Directions: Exactly repeat the material, dropping only the pictures.
________
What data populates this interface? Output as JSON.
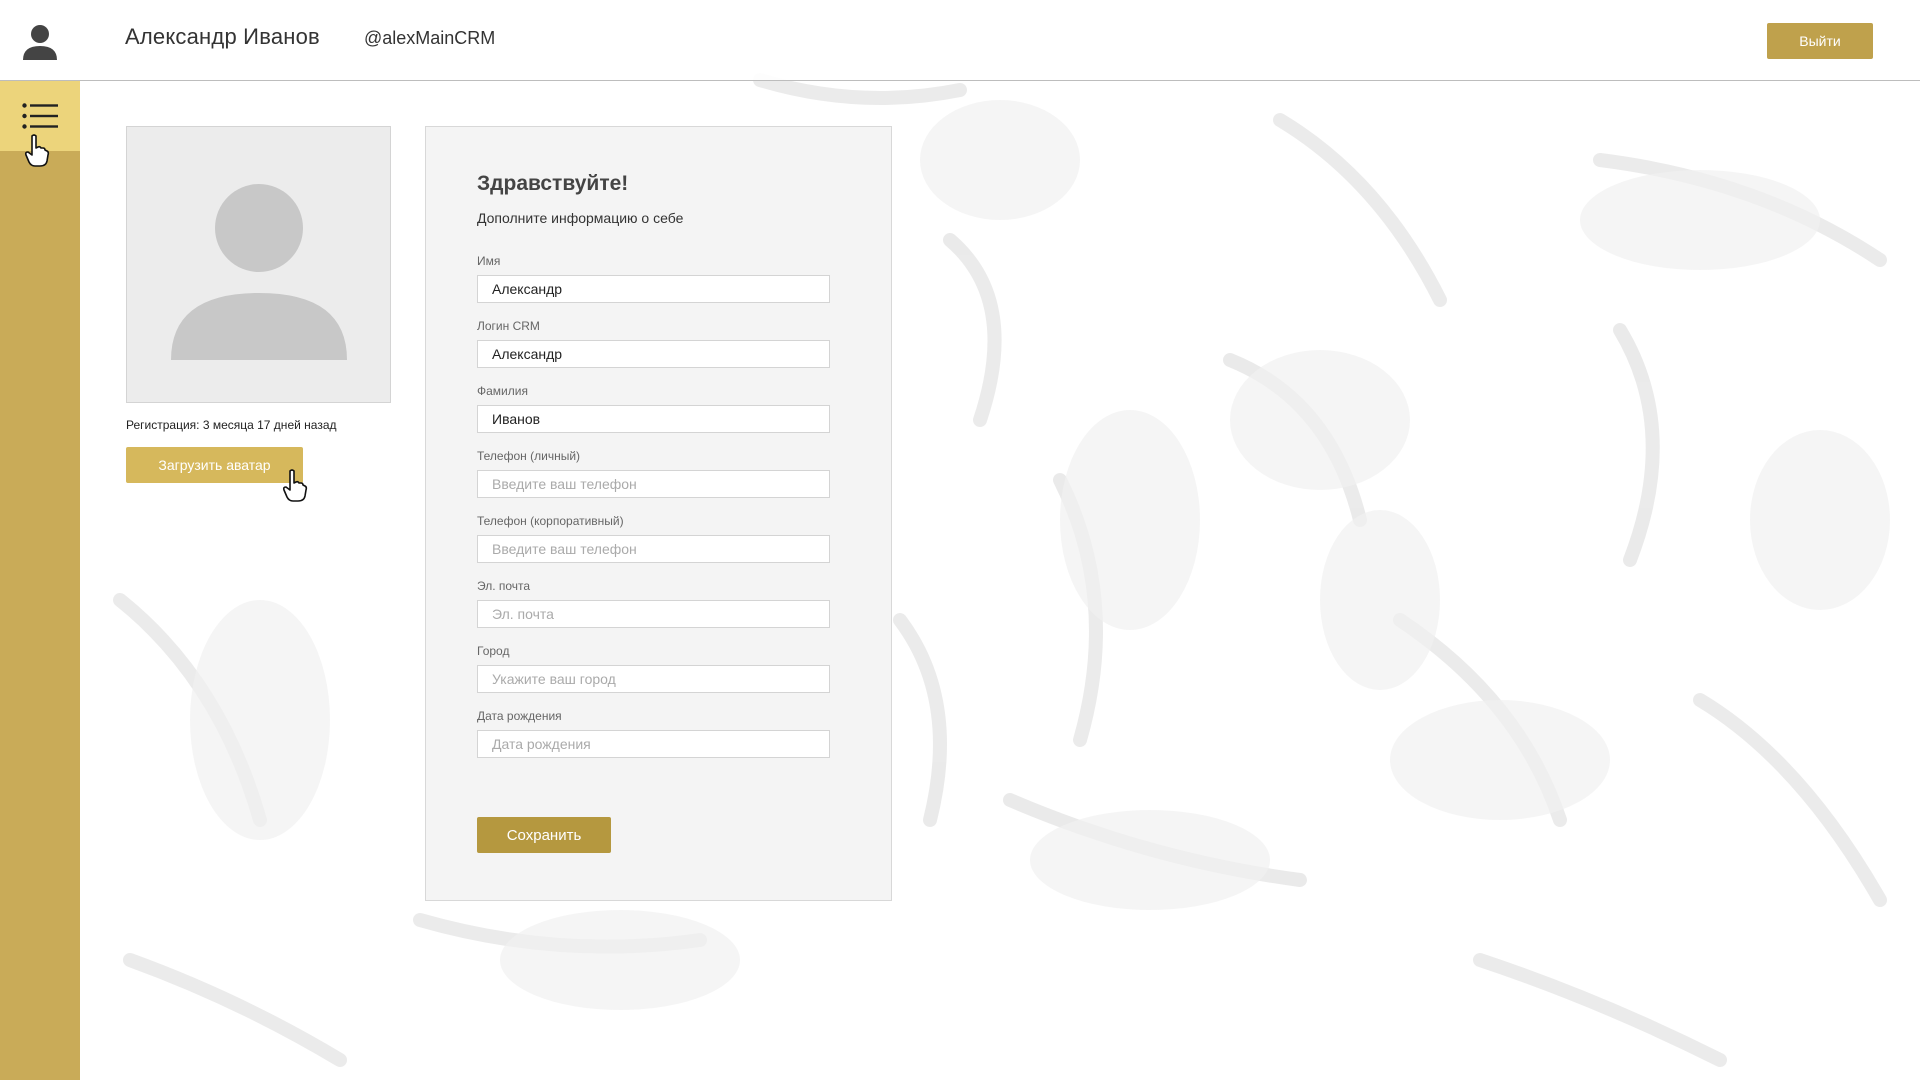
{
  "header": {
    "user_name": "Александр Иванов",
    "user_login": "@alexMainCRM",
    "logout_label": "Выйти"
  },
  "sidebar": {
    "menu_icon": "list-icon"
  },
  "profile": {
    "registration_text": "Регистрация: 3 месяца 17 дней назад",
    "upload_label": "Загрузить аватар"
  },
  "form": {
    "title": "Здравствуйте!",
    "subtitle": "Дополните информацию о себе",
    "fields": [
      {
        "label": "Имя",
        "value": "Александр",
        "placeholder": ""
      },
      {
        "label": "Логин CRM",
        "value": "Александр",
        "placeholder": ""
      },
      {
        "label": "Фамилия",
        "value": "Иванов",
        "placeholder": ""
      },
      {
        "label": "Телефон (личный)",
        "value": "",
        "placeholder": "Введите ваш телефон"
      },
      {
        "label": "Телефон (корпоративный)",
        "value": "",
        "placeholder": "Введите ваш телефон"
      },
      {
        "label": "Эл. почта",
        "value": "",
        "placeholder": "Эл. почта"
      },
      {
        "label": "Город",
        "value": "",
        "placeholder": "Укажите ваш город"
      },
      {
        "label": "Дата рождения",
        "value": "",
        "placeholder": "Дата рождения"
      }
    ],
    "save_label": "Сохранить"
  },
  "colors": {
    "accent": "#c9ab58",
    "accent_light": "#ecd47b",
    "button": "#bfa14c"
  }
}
________
Solution:
What data populates this interface? Output as JSON.
{
  "header": {
    "user_name": "Александр Иванов",
    "user_login": "@alexMainCRM",
    "logout_label": "Выйти"
  },
  "sidebar": {
    "menu_icon": "list-icon"
  },
  "profile": {
    "registration_text": "Регистрация: 3 месяца 17 дней назад",
    "upload_label": "Загрузить аватар"
  },
  "form": {
    "title": "Здравствуйте!",
    "subtitle": "Дополните информацию о себе",
    "fields": [
      {
        "label": "Имя",
        "value": "Александр",
        "placeholder": ""
      },
      {
        "label": "Логин CRM",
        "value": "Александр",
        "placeholder": ""
      },
      {
        "label": "Фамилия",
        "value": "Иванов",
        "placeholder": ""
      },
      {
        "label": "Телефон (личный)",
        "value": "",
        "placeholder": "Введите ваш телефон"
      },
      {
        "label": "Телефон (корпоративный)",
        "value": "",
        "placeholder": "Введите ваш телефон"
      },
      {
        "label": "Эл. почта",
        "value": "",
        "placeholder": "Эл. почта"
      },
      {
        "label": "Город",
        "value": "",
        "placeholder": "Укажите ваш город"
      },
      {
        "label": "Дата рождения",
        "value": "",
        "placeholder": "Дата рождения"
      }
    ],
    "save_label": "Сохранить"
  },
  "colors": {
    "accent": "#c9ab58",
    "accent_light": "#ecd47b",
    "button": "#bfa14c"
  }
}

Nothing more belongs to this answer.